>> Begin
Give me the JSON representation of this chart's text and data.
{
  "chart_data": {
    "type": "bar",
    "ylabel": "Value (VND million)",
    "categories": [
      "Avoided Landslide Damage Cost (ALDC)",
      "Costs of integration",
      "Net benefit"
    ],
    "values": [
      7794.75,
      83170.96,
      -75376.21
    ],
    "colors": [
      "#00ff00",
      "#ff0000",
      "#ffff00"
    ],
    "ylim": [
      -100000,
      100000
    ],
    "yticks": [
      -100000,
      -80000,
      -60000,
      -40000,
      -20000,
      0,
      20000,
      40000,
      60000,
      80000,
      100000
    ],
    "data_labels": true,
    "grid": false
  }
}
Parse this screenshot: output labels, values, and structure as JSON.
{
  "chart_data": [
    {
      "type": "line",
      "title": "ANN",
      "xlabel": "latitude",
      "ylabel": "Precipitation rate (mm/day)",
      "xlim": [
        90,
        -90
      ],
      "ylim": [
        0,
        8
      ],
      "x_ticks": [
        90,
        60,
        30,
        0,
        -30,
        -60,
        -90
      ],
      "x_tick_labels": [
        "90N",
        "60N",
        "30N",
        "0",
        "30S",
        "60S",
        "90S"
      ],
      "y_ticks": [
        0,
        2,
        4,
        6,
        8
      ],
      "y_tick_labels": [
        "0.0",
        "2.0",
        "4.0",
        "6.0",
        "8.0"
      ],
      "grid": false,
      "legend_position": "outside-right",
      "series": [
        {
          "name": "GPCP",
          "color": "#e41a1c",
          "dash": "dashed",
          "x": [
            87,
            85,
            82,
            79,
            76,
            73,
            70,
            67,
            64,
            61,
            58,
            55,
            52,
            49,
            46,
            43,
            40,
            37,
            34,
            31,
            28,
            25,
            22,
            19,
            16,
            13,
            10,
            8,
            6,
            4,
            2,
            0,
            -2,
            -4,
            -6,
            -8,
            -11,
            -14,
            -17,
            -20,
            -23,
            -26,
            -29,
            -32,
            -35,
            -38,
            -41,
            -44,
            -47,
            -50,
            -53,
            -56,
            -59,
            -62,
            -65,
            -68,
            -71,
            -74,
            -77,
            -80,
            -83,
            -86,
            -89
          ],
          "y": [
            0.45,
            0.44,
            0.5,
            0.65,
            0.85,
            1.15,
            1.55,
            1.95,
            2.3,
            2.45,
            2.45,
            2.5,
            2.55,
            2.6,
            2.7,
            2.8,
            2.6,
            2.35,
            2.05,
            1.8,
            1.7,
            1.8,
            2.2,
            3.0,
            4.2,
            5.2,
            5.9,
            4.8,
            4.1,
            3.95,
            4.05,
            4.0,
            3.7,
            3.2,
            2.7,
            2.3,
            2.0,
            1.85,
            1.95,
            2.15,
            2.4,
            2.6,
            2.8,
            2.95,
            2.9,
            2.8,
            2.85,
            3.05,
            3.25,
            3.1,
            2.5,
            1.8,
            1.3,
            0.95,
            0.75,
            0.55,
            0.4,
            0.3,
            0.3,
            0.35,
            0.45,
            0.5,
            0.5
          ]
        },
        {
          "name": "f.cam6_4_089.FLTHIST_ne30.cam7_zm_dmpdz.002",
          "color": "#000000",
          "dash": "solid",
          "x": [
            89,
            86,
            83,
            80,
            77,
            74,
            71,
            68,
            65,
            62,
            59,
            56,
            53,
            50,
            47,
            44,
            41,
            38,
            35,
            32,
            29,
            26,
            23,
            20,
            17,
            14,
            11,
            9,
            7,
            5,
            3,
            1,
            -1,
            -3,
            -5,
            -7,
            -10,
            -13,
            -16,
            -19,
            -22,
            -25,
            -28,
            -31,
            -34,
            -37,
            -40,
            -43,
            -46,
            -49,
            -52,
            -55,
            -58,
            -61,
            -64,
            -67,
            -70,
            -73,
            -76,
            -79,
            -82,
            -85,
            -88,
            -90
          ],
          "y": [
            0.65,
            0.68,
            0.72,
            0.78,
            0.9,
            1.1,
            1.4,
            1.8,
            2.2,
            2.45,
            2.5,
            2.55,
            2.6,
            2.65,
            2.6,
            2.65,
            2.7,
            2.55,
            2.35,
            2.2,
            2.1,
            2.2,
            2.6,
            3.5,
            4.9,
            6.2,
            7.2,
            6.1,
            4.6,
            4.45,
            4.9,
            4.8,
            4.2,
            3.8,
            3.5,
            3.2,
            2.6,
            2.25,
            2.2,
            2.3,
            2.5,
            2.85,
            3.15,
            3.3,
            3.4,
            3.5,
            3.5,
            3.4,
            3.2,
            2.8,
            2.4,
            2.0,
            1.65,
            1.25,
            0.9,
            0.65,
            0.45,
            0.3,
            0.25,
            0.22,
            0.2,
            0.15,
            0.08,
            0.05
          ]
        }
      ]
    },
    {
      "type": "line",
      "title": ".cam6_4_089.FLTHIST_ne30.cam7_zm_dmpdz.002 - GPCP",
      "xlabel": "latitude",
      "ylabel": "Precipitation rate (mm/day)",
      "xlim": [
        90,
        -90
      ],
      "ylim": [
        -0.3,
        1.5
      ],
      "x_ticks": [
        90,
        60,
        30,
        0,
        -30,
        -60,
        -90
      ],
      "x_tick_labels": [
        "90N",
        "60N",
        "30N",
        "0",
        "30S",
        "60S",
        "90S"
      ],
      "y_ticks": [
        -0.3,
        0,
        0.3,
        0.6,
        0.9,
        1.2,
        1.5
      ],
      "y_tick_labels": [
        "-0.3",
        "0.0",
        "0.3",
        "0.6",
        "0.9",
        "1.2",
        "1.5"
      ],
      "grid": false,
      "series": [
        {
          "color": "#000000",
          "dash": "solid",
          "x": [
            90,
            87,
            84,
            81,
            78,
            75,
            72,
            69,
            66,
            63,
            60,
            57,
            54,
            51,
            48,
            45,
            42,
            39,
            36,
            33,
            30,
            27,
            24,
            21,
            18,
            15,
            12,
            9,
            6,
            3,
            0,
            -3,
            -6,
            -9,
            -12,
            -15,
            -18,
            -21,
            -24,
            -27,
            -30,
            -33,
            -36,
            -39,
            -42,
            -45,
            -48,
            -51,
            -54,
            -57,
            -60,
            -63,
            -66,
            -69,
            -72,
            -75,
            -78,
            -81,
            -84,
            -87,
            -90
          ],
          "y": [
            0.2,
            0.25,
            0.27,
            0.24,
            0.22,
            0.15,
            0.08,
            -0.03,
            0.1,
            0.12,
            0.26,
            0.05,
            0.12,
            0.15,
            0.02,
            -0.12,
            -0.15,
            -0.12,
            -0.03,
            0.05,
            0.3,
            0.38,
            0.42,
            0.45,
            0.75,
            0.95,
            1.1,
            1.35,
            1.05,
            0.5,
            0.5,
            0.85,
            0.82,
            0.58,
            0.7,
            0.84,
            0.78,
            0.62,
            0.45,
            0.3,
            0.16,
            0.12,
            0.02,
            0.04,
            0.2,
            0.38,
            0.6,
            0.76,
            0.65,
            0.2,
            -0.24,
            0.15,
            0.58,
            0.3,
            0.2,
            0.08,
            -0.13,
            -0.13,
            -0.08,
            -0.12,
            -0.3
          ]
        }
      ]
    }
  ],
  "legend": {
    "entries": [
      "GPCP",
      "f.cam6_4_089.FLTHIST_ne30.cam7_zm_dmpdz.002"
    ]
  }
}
>> End
● Aim of the exercise: Exactly reproduce all of the entries.

● Answer for this exercise:
Give me the JSON representation of this chart's text and data.
{
  "chart_data": {
    "type": "bar",
    "ylabel": "Value (VND million)",
    "categories": [
      "Avoided Landslide Damage Cost (ALDC)",
      "Costs of integration",
      "Net benefit"
    ],
    "values": [
      7794.75,
      83170.96,
      -75376.21
    ],
    "colors": [
      "#00ff00",
      "#ff0000",
      "#ffff00"
    ],
    "ylim": [
      -100000,
      100000
    ],
    "yticks": [
      -100000,
      -80000,
      -60000,
      -40000,
      -20000,
      0,
      20000,
      40000,
      60000,
      80000,
      100000
    ],
    "data_labels": true,
    "grid": false
  }
}
Parse this screenshot: output labels, values, and structure as JSON.
{
  "chart_data": [
    {
      "type": "line",
      "title": "ANN",
      "xlabel": "latitude",
      "ylabel": "Precipitation rate (mm/day)",
      "xlim": [
        90,
        -90
      ],
      "ylim": [
        0,
        8
      ],
      "x_ticks": [
        90,
        60,
        30,
        0,
        -30,
        -60,
        -90
      ],
      "x_tick_labels": [
        "90N",
        "60N",
        "30N",
        "0",
        "30S",
        "60S",
        "90S"
      ],
      "y_ticks": [
        0,
        2,
        4,
        6,
        8
      ],
      "y_tick_labels": [
        "0.0",
        "2.0",
        "4.0",
        "6.0",
        "8.0"
      ],
      "grid": false,
      "legend_position": "outside-right",
      "series": [
        {
          "name": "GPCP",
          "color": "#e41a1c",
          "dash": "dashed",
          "x": [
            87,
            85,
            82,
            79,
            76,
            73,
            70,
            67,
            64,
            61,
            58,
            55,
            52,
            49,
            46,
            43,
            40,
            37,
            34,
            31,
            28,
            25,
            22,
            19,
            16,
            13,
            10,
            8,
            6,
            4,
            2,
            0,
            -2,
            -4,
            -6,
            -8,
            -11,
            -14,
            -17,
            -20,
            -23,
            -26,
            -29,
            -32,
            -35,
            -38,
            -41,
            -44,
            -47,
            -50,
            -53,
            -56,
            -59,
            -62,
            -65,
            -68,
            -71,
            -74,
            -77,
            -80,
            -83,
            -86,
            -89
          ],
          "y": [
            0.45,
            0.44,
            0.5,
            0.65,
            0.85,
            1.15,
            1.55,
            1.95,
            2.3,
            2.45,
            2.45,
            2.5,
            2.55,
            2.6,
            2.7,
            2.8,
            2.6,
            2.35,
            2.05,
            1.8,
            1.7,
            1.8,
            2.2,
            3.0,
            4.2,
            5.2,
            5.9,
            4.8,
            4.1,
            3.95,
            4.05,
            4.0,
            3.7,
            3.2,
            2.7,
            2.3,
            2.0,
            1.85,
            1.95,
            2.15,
            2.4,
            2.6,
            2.8,
            2.95,
            2.9,
            2.8,
            2.85,
            3.05,
            3.25,
            3.1,
            2.5,
            1.8,
            1.3,
            0.95,
            0.75,
            0.55,
            0.4,
            0.3,
            0.3,
            0.35,
            0.45,
            0.5,
            0.5
          ]
        },
        {
          "name": "f.cam6_4_089.FLTHIST_ne30.cam7_zm_dmpdz.002",
          "color": "#000000",
          "dash": "solid",
          "x": [
            89,
            86,
            83,
            80,
            77,
            74,
            71,
            68,
            65,
            62,
            59,
            56,
            53,
            50,
            47,
            44,
            41,
            38,
            35,
            32,
            29,
            26,
            23,
            20,
            17,
            14,
            11,
            9,
            7,
            5,
            3,
            1,
            -1,
            -3,
            -5,
            -7,
            -10,
            -13,
            -16,
            -19,
            -22,
            -25,
            -28,
            -31,
            -34,
            -37,
            -40,
            -43,
            -46,
            -49,
            -52,
            -55,
            -58,
            -61,
            -64,
            -67,
            -70,
            -73,
            -76,
            -79,
            -82,
            -85,
            -88,
            -90
          ],
          "y": [
            0.65,
            0.68,
            0.72,
            0.78,
            0.9,
            1.1,
            1.4,
            1.8,
            2.2,
            2.45,
            2.5,
            2.55,
            2.6,
            2.65,
            2.6,
            2.65,
            2.7,
            2.55,
            2.35,
            2.2,
            2.1,
            2.2,
            2.6,
            3.5,
            4.9,
            6.2,
            7.2,
            6.1,
            4.6,
            4.45,
            4.9,
            4.8,
            4.2,
            3.8,
            3.5,
            3.2,
            2.6,
            2.25,
            2.2,
            2.3,
            2.5,
            2.85,
            3.15,
            3.3,
            3.4,
            3.5,
            3.5,
            3.4,
            3.2,
            2.8,
            2.4,
            2.0,
            1.65,
            1.25,
            0.9,
            0.65,
            0.45,
            0.3,
            0.25,
            0.22,
            0.2,
            0.15,
            0.08,
            0.05
          ]
        }
      ]
    },
    {
      "type": "line",
      "title": ".cam6_4_089.FLTHIST_ne30.cam7_zm_dmpdz.002 - GPCP",
      "xlabel": "latitude",
      "ylabel": "Precipitation rate (mm/day)",
      "xlim": [
        90,
        -90
      ],
      "ylim": [
        -0.3,
        1.5
      ],
      "x_ticks": [
        90,
        60,
        30,
        0,
        -30,
        -60,
        -90
      ],
      "x_tick_labels": [
        "90N",
        "60N",
        "30N",
        "0",
        "30S",
        "60S",
        "90S"
      ],
      "y_ticks": [
        -0.3,
        0,
        0.3,
        0.6,
        0.9,
        1.2,
        1.5
      ],
      "y_tick_labels": [
        "-0.3",
        "0.0",
        "0.3",
        "0.6",
        "0.9",
        "1.2",
        "1.5"
      ],
      "grid": false,
      "series": [
        {
          "color": "#000000",
          "dash": "solid",
          "x": [
            90,
            87,
            84,
            81,
            78,
            75,
            72,
            69,
            66,
            63,
            60,
            57,
            54,
            51,
            48,
            45,
            42,
            39,
            36,
            33,
            30,
            27,
            24,
            21,
            18,
            15,
            12,
            9,
            6,
            3,
            0,
            -3,
            -6,
            -9,
            -12,
            -15,
            -18,
            -21,
            -24,
            -27,
            -30,
            -33,
            -36,
            -39,
            -42,
            -45,
            -48,
            -51,
            -54,
            -57,
            -60,
            -63,
            -66,
            -69,
            -72,
            -75,
            -78,
            -81,
            -84,
            -87,
            -90
          ],
          "y": [
            0.2,
            0.25,
            0.27,
            0.24,
            0.22,
            0.15,
            0.08,
            -0.03,
            0.1,
            0.12,
            0.26,
            0.05,
            0.12,
            0.15,
            0.02,
            -0.12,
            -0.15,
            -0.12,
            -0.03,
            0.05,
            0.3,
            0.38,
            0.42,
            0.45,
            0.75,
            0.95,
            1.1,
            1.35,
            1.05,
            0.5,
            0.5,
            0.85,
            0.82,
            0.58,
            0.7,
            0.84,
            0.78,
            0.62,
            0.45,
            0.3,
            0.16,
            0.12,
            0.02,
            0.04,
            0.2,
            0.38,
            0.6,
            0.76,
            0.65,
            0.2,
            -0.24,
            0.15,
            0.58,
            0.3,
            0.2,
            0.08,
            -0.13,
            -0.13,
            -0.08,
            -0.12,
            -0.3
          ]
        }
      ]
    }
  ],
  "legend": {
    "entries": [
      "GPCP",
      "f.cam6_4_089.FLTHIST_ne30.cam7_zm_dmpdz.002"
    ]
  }
}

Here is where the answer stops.